_SHORT PROBLEM_: Quote every line of the data below as it stands, omitting pictures.

_RECORDS TO USE_:
#####
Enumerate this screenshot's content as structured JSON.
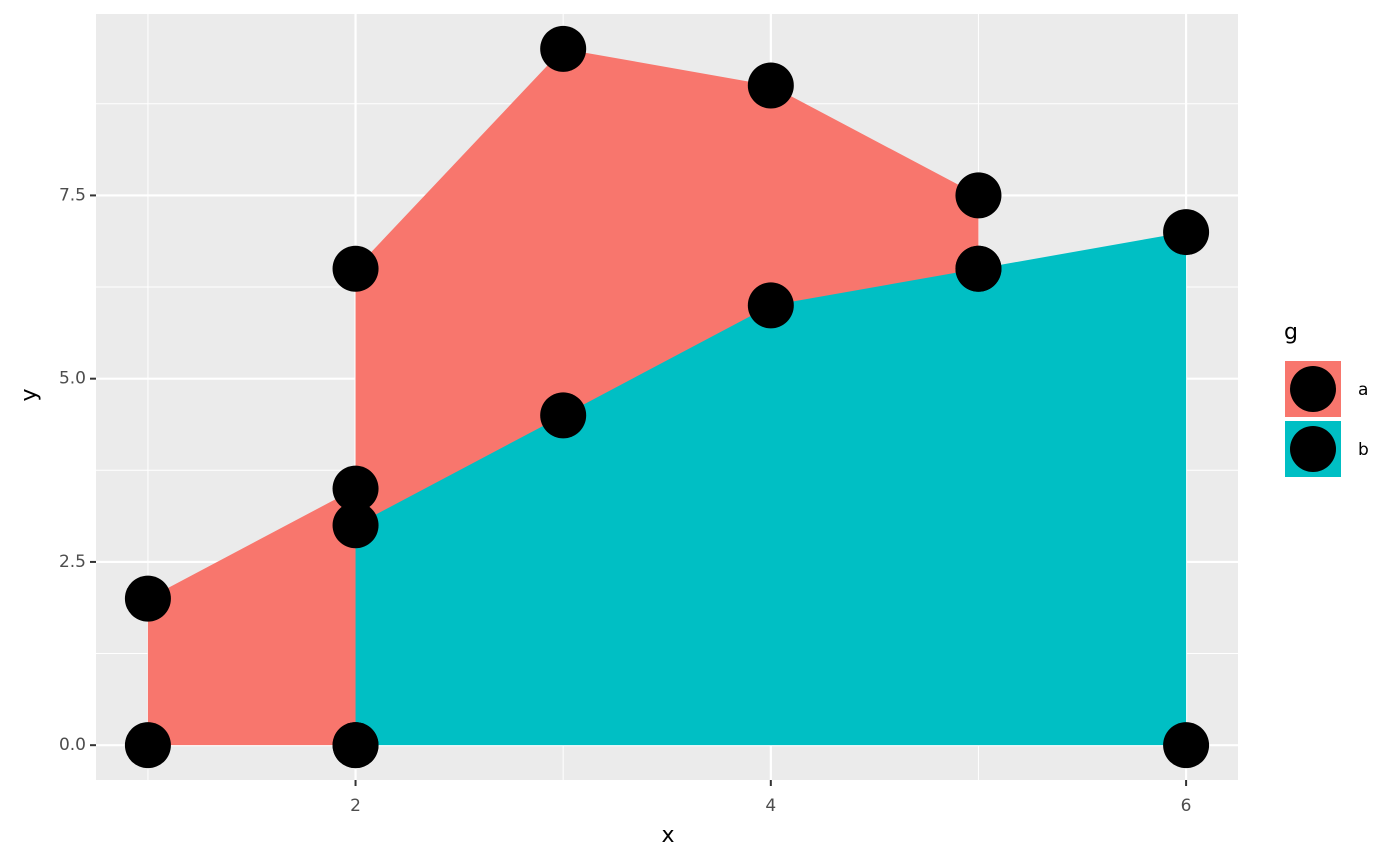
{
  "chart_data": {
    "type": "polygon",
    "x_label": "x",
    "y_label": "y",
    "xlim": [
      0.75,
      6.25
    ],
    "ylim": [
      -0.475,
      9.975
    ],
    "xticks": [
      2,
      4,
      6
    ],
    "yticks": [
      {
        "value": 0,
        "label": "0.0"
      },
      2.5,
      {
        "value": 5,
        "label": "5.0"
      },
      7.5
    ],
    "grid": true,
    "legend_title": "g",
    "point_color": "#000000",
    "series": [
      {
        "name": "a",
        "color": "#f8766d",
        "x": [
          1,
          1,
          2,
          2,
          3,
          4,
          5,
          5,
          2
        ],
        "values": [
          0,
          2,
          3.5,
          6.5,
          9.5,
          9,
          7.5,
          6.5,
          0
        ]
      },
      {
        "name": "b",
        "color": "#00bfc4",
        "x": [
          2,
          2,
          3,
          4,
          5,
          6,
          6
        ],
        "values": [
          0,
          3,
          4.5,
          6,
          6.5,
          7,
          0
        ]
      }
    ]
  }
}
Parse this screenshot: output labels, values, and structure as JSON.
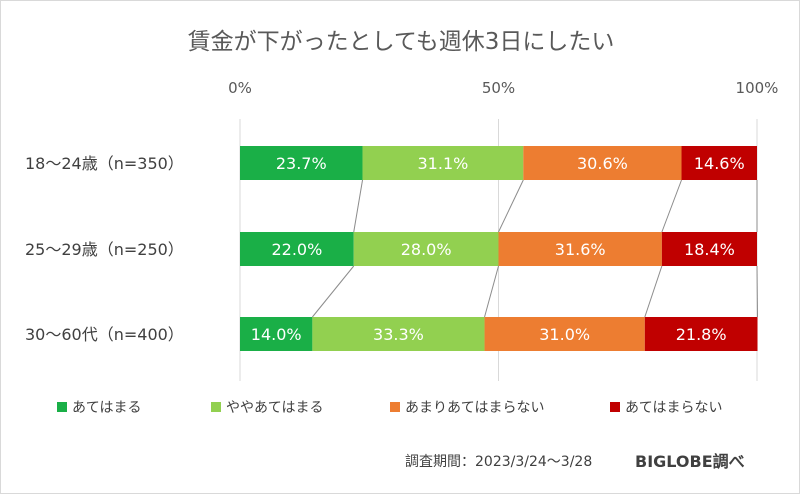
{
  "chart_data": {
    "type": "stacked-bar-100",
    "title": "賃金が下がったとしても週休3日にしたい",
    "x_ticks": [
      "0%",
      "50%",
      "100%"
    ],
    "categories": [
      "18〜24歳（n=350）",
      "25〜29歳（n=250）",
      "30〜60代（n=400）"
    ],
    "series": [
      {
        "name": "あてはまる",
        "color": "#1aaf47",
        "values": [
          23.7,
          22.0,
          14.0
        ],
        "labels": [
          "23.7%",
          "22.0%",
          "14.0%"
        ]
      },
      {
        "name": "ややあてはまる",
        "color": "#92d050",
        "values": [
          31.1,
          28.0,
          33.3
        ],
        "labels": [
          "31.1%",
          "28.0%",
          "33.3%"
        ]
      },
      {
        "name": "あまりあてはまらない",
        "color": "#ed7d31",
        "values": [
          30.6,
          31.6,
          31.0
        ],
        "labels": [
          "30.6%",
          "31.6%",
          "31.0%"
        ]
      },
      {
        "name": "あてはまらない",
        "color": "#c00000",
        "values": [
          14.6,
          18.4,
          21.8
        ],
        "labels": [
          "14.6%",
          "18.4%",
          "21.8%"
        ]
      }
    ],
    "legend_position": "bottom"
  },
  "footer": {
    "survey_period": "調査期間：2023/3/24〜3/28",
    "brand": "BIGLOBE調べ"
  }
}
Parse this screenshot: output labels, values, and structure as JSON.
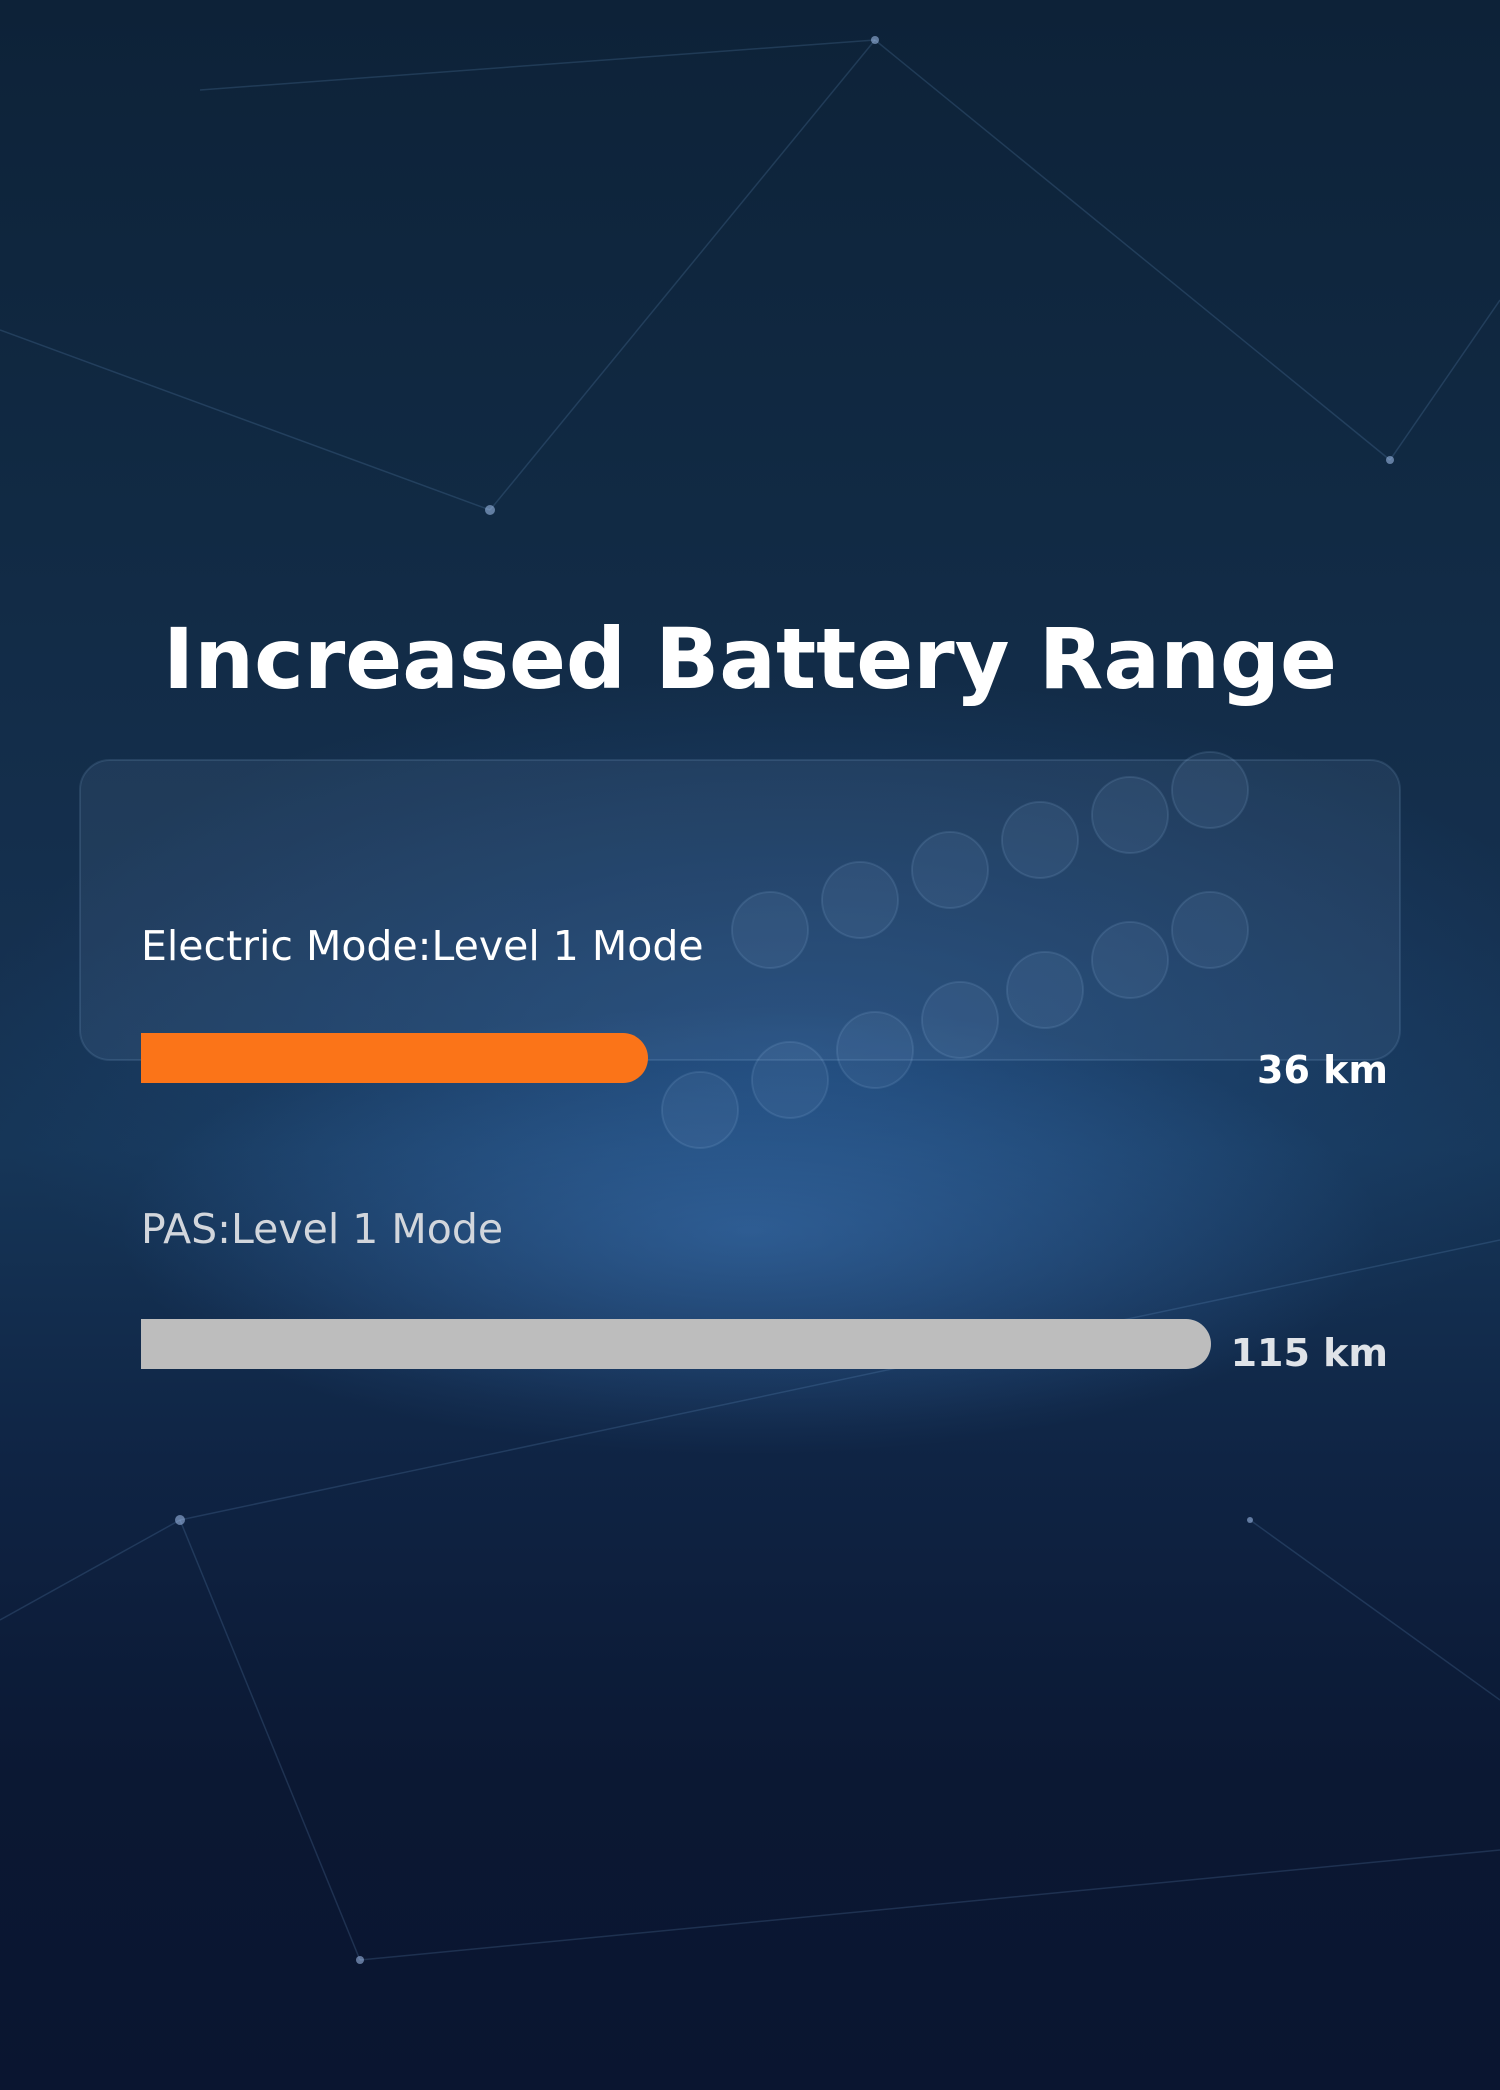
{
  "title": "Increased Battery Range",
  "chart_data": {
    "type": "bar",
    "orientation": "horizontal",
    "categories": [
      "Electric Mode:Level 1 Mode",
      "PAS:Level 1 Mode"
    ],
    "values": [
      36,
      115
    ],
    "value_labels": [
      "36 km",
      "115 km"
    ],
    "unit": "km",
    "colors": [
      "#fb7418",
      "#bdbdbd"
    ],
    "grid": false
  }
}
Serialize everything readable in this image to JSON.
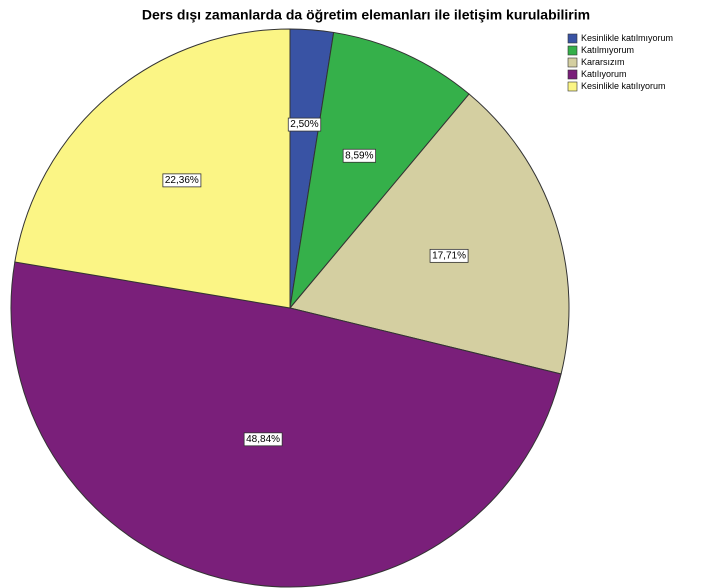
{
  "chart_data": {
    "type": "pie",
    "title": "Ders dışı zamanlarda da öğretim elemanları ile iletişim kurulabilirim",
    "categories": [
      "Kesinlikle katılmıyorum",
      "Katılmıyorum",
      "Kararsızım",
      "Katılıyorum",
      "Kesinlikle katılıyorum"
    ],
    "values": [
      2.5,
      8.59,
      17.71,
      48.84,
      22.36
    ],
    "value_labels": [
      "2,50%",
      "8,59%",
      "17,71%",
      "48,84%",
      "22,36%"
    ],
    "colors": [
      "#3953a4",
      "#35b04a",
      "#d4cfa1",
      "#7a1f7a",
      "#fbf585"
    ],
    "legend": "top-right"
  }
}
#####
_TASK RESPONSE_:
Enumerate this screenshot's content as structured JSON.
{
  "chart_data": {
    "type": "polygon",
    "x_label": "x",
    "y_label": "y",
    "xlim": [
      0.75,
      6.25
    ],
    "ylim": [
      -0.475,
      9.975
    ],
    "xticks": [
      2,
      4,
      6
    ],
    "yticks": [
      {
        "value": 0,
        "label": "0.0"
      },
      2.5,
      {
        "value": 5,
        "label": "5.0"
      },
      7.5
    ],
    "grid": true,
    "legend_title": "g",
    "point_color": "#000000",
    "series": [
      {
        "name": "a",
        "color": "#f8766d",
        "x": [
          1,
          1,
          2,
          2,
          3,
          4,
          5,
          5,
          2
        ],
        "values": [
          0,
          2,
          3.5,
          6.5,
          9.5,
          9,
          7.5,
          6.5,
          0
        ]
      },
      {
        "name": "b",
        "color": "#00bfc4",
        "x": [
          2,
          2,
          3,
          4,
          5,
          6,
          6
        ],
        "values": [
          0,
          3,
          4.5,
          6,
          6.5,
          7,
          0
        ]
      }
    ]
  }
}
Parse this screenshot: output labels, values, and structure as JSON.
{
  "chart_data": {
    "type": "stacked-bar-100",
    "title": "賃金が下がったとしても週休3日にしたい",
    "x_ticks": [
      "0%",
      "50%",
      "100%"
    ],
    "categories": [
      "18〜24歳（n=350）",
      "25〜29歳（n=250）",
      "30〜60代（n=400）"
    ],
    "series": [
      {
        "name": "あてはまる",
        "color": "#1aaf47",
        "values": [
          23.7,
          22.0,
          14.0
        ],
        "labels": [
          "23.7%",
          "22.0%",
          "14.0%"
        ]
      },
      {
        "name": "ややあてはまる",
        "color": "#92d050",
        "values": [
          31.1,
          28.0,
          33.3
        ],
        "labels": [
          "31.1%",
          "28.0%",
          "33.3%"
        ]
      },
      {
        "name": "あまりあてはまらない",
        "color": "#ed7d31",
        "values": [
          30.6,
          31.6,
          31.0
        ],
        "labels": [
          "30.6%",
          "31.6%",
          "31.0%"
        ]
      },
      {
        "name": "あてはまらない",
        "color": "#c00000",
        "values": [
          14.6,
          18.4,
          21.8
        ],
        "labels": [
          "14.6%",
          "18.4%",
          "21.8%"
        ]
      }
    ],
    "legend_position": "bottom"
  },
  "footer": {
    "survey_period": "調査期間：2023/3/24〜3/28",
    "brand": "BIGLOBE調べ"
  }
}
Parse this screenshot: output labels, values, and structure as JSON.
{
  "title": "Increased Battery Range",
  "chart_data": {
    "type": "bar",
    "orientation": "horizontal",
    "categories": [
      "Electric Mode:Level 1 Mode",
      "PAS:Level 1 Mode"
    ],
    "values": [
      36,
      115
    ],
    "value_labels": [
      "36 km",
      "115 km"
    ],
    "unit": "km",
    "colors": [
      "#fb7418",
      "#bdbdbd"
    ],
    "grid": false
  }
}
Serialize everything readable in this image to JSON.
{
  "chart_data": {
    "type": "pie",
    "title": "Ders dışı zamanlarda da öğretim elemanları ile iletişim kurulabilirim",
    "categories": [
      "Kesinlikle katılmıyorum",
      "Katılmıyorum",
      "Kararsızım",
      "Katılıyorum",
      "Kesinlikle katılıyorum"
    ],
    "values": [
      2.5,
      8.59,
      17.71,
      48.84,
      22.36
    ],
    "value_labels": [
      "2,50%",
      "8,59%",
      "17,71%",
      "48,84%",
      "22,36%"
    ],
    "colors": [
      "#3953a4",
      "#35b04a",
      "#d4cfa1",
      "#7a1f7a",
      "#fbf585"
    ],
    "legend": "top-right"
  }
}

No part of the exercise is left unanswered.